Copy the data exactly; pictures stay out of the copy.
[start of RECORDS FOR THE EXERCISE]
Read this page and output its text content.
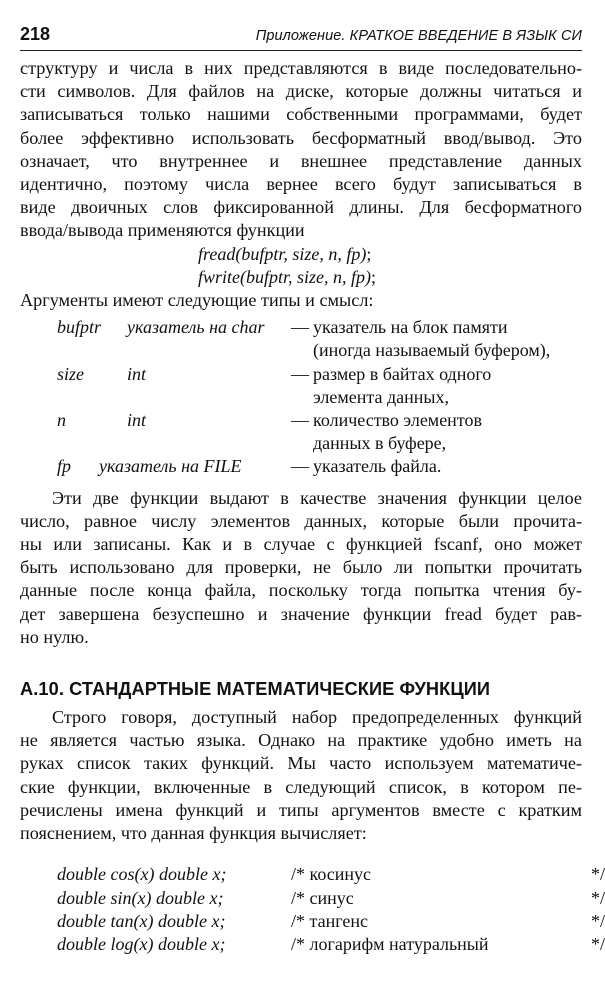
218	Приложение. КРАТКОЕ ВВЕДЕНИЕ В ЯЗЫК СИ

структуру и числа в них представляются в виде последовательно-
сти символов. Для файлов на диске, которые должны читаться и
записываться только нашими собственными программами, будет
более эффективно использовать бесформатный ввод/вывод. Это
означает, что внутреннее и внешнее представление данных
идентично, поэтому числа вернее всего будут записываться в
виде двоичных слов фиксированной длины. Для бесформатного
ввода/вывода применяются функции

fread(bufptr, size, n, fp);
fwrite(bufptr, size, n, fp);

Аргументы имеют следующие типы и смысл:

bufptr	указатель на char	— указатель на блок памяти
(иногда называемый буфером),
size	int	— размер в байтах одного
элемента данных,
n	int	— количество элементов
данных в буфере,
fp	указатель на FILE	— указатель файла.

Эти две функции выдают в качестве значения функции целое
число, равное числу элементов данных, которые были прочита-
ны или записаны. Как и в случае с функцией fscanf, оно может
быть использовано для проверки, не было ли попытки прочитать
данные после конца файла, поскольку тогда попытка чтения бу-
дет завершена безуспешно и значение функции fread будет рав-
но нулю.

А.10. СТАНДАРТНЫЕ МАТЕМАТИЧЕСКИЕ ФУНКЦИИ

Строго говоря, доступный набор предопределенных функций
не является частью языка. Однако на практике удобно иметь на
руках список таких функций. Мы часто используем математиче-
ские функции, включенные в следующий список, в котором пе-
речислены имена функций и типы аргументов вместе с кратким
пояснением, что данная функция вычисляет:

double cos(x) double x;	/* косинус	*/
double sin(x) double x;	/* синус	*/
double tan(x) double x;	/* тангенс	*/
double log(x) double x;	/* логарифм натуральный	*/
[end of RECORDS FOR THE EXERCISE]
**RESULT OF THE EXERCISE:**
Read this page and output its text content.
218	Приложение. КРАТКОЕ ВВЕДЕНИЕ В ЯЗЫК СИ

структуру и числа в них представляются в виде последовательно-
сти символов. Для файлов на диске, которые должны читаться и
записываться только нашими собственными программами, будет
более эффективно использовать бесформатный ввод/вывод. Это
означает, что внутреннее и внешнее представление данных
идентично, поэтому числа вернее всего будут записываться в
виде двоичных слов фиксированной длины. Для бесформатного
ввода/вывода применяются функции

fread(bufptr, size, n, fp);
fwrite(bufptr, size, n, fp);

Аргументы имеют следующие типы и смысл:

bufptr	указатель на char	— указатель на блок памяти
(иногда называемый буфером),
size	int	— размер в байтах одного
элемента данных,
n	int	— количество элементов
данных в буфере,
fp	указатель на FILE	— указатель файла.

Эти две функции выдают в качестве значения функции целое
число, равное числу элементов данных, которые были прочита-
ны или записаны. Как и в случае с функцией fscanf, оно может
быть использовано для проверки, не было ли попытки прочитать
данные после конца файла, поскольку тогда попытка чтения бу-
дет завершена безуспешно и значение функции fread будет рав-
но нулю.

А.10. СТАНДАРТНЫЕ МАТЕМАТИЧЕСКИЕ ФУНКЦИИ

Строго говоря, доступный набор предопределенных функций
не является частью языка. Однако на практике удобно иметь на
руках список таких функций. Мы часто используем математиче-
ские функции, включенные в следующий список, в котором пе-
речислены имена функций и типы аргументов вместе с кратким
пояснением, что данная функция вычисляет:

double cos(x) double x;	/* косинус	*/
double sin(x) double x;	/* синус	*/
double tan(x) double x;	/* тангенс	*/
double log(x) double x;	/* логарифм натуральный	*/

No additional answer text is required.